#### Short exercise:
The records underneath are to be repeated exactly, with the pictures left out.

#### Given information:
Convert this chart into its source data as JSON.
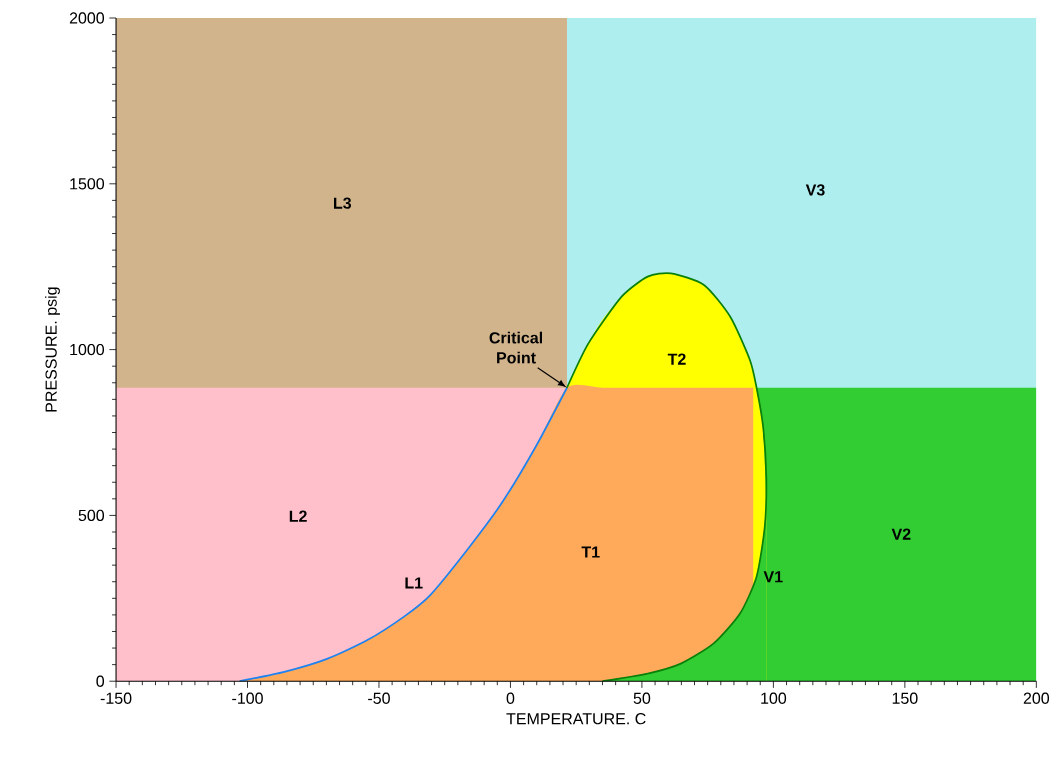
{
  "chart_data": {
    "type": "area",
    "xlabel": "TEMPERATURE. C",
    "ylabel": "PRESSURE. psig",
    "xlim": [
      -150,
      200
    ],
    "ylim": [
      0,
      2000
    ],
    "xticks": [
      -150,
      -100,
      -50,
      0,
      50,
      100,
      150,
      200
    ],
    "yticks": [
      0,
      500,
      1000,
      1500,
      2000
    ],
    "series": [
      {
        "name": "L3",
        "color": "#d2b48c",
        "x": [
          -150,
          21.5
        ],
        "values": [
          2000,
          2000
        ]
      },
      {
        "name": "V3",
        "color": "#afeeee",
        "x": [
          21.5,
          200
        ],
        "values": [
          2000,
          2000
        ]
      },
      {
        "name": "L2",
        "color": "#ffc0cb",
        "x": [
          -150,
          21.5
        ],
        "values": [
          885,
          885
        ]
      },
      {
        "name": "V2",
        "color": "#32cd32",
        "x": [
          21.5,
          200
        ],
        "values": [
          885,
          885
        ]
      },
      {
        "name": "T2",
        "color": "#ffff00",
        "x": [
          -103,
          -86,
          -69.5,
          -54.4,
          -40.6,
          -30.6,
          -15.6,
          -3,
          9.6,
          21.5,
          29.6,
          35,
          42.2,
          52.2,
          61,
          73.6,
          83.6,
          91.1,
          93.6,
          96.1,
          97.3
        ],
        "values": [
          0,
          28,
          68,
          124,
          194,
          259,
          405,
          541,
          707,
          885,
          1018,
          1090,
          1159,
          1220,
          1230,
          1195,
          1099,
          968,
          885,
          767,
          550
        ]
      },
      {
        "name": "T1",
        "color": "#ffaa5a",
        "x": [
          -103,
          -86,
          -69.5,
          -54.4,
          -40.6,
          -30.6,
          -15.6,
          -3,
          9.6,
          21.5,
          35,
          52.2,
          73.6,
          92.4
        ],
        "values": [
          0,
          28,
          68,
          124,
          194,
          259,
          405,
          541,
          707,
          885,
          885,
          885,
          885,
          885
        ]
      },
      {
        "color": "#32cd32",
        "x": [
          35,
          42.2,
          52.2,
          64.8,
          77.3,
          87.3,
          93.6,
          96.7,
          97.3
        ],
        "values": [
          0,
          10,
          23,
          53,
          114,
          204,
          315,
          465,
          550
        ]
      },
      {
        "name": "L1",
        "type": "line",
        "color": "#1e82f0",
        "x": [
          -103,
          -86,
          -69.5,
          -54.4,
          -40.6,
          -30.6,
          -15.6,
          -3,
          9.6,
          21.5
        ],
        "values": [
          0,
          28,
          68,
          124,
          194,
          259,
          405,
          541,
          707,
          885
        ]
      },
      {
        "name": "V1",
        "type": "line",
        "color": "#0a800a",
        "x": [
          21.5,
          29.6,
          42.2,
          52.2,
          61,
          73.6,
          83.6,
          91.1,
          93.6,
          96.1,
          97.3,
          96.7,
          93.6,
          87.3,
          77.3,
          64.8,
          52.2,
          35
        ],
        "values": [
          885,
          1018,
          1159,
          1220,
          1230,
          1195,
          1099,
          968,
          885,
          767,
          616,
          465,
          315,
          204,
          114,
          53,
          23,
          0
        ]
      }
    ],
    "annotations": [
      {
        "text": "Critical Point",
        "x": 21.5,
        "y": 885
      }
    ]
  }
}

#### Reply:
Convert this chart into its source data as JSON.
{
  "chart_data": {
    "type": "area",
    "xlabel": "TEMPERATURE. C",
    "ylabel": "PRESSURE. psig",
    "xlim": [
      -150,
      200
    ],
    "ylim": [
      0,
      2000
    ],
    "xticks": [
      -150,
      -100,
      -50,
      0,
      50,
      100,
      150,
      200
    ],
    "yticks": [
      0,
      500,
      1000,
      1500,
      2000
    ],
    "series": [
      {
        "name": "L3",
        "color": "#d2b48c",
        "x": [
          -150,
          21.5
        ],
        "values": [
          2000,
          2000
        ]
      },
      {
        "name": "V3",
        "color": "#afeeee",
        "x": [
          21.5,
          200
        ],
        "values": [
          2000,
          2000
        ]
      },
      {
        "name": "L2",
        "color": "#ffc0cb",
        "x": [
          -150,
          21.5
        ],
        "values": [
          885,
          885
        ]
      },
      {
        "name": "V2",
        "color": "#32cd32",
        "x": [
          21.5,
          200
        ],
        "values": [
          885,
          885
        ]
      },
      {
        "name": "T2",
        "color": "#ffff00",
        "x": [
          -103,
          -86,
          -69.5,
          -54.4,
          -40.6,
          -30.6,
          -15.6,
          -3,
          9.6,
          21.5,
          29.6,
          35,
          42.2,
          52.2,
          61,
          73.6,
          83.6,
          91.1,
          93.6,
          96.1,
          97.3
        ],
        "values": [
          0,
          28,
          68,
          124,
          194,
          259,
          405,
          541,
          707,
          885,
          1018,
          1090,
          1159,
          1220,
          1230,
          1195,
          1099,
          968,
          885,
          767,
          550
        ]
      },
      {
        "name": "T1",
        "color": "#ffaa5a",
        "x": [
          -103,
          -86,
          -69.5,
          -54.4,
          -40.6,
          -30.6,
          -15.6,
          -3,
          9.6,
          21.5,
          35,
          52.2,
          73.6,
          92.4
        ],
        "values": [
          0,
          28,
          68,
          124,
          194,
          259,
          405,
          541,
          707,
          885,
          885,
          885,
          885,
          885
        ]
      },
      {
        "color": "#32cd32",
        "x": [
          35,
          42.2,
          52.2,
          64.8,
          77.3,
          87.3,
          93.6,
          96.7,
          97.3
        ],
        "values": [
          0,
          10,
          23,
          53,
          114,
          204,
          315,
          465,
          550
        ]
      },
      {
        "name": "L1",
        "type": "line",
        "color": "#1e82f0",
        "x": [
          -103,
          -86,
          -69.5,
          -54.4,
          -40.6,
          -30.6,
          -15.6,
          -3,
          9.6,
          21.5
        ],
        "values": [
          0,
          28,
          68,
          124,
          194,
          259,
          405,
          541,
          707,
          885
        ]
      },
      {
        "name": "V1",
        "type": "line",
        "color": "#0a800a",
        "x": [
          21.5,
          29.6,
          42.2,
          52.2,
          61,
          73.6,
          83.6,
          91.1,
          93.6,
          96.1,
          97.3,
          96.7,
          93.6,
          87.3,
          77.3,
          64.8,
          52.2,
          35
        ],
        "values": [
          885,
          1018,
          1159,
          1220,
          1230,
          1195,
          1099,
          968,
          885,
          767,
          616,
          465,
          315,
          204,
          114,
          53,
          23,
          0
        ]
      }
    ],
    "annotations": [
      {
        "text": "Critical Point",
        "x": 21.5,
        "y": 885
      }
    ]
  }
}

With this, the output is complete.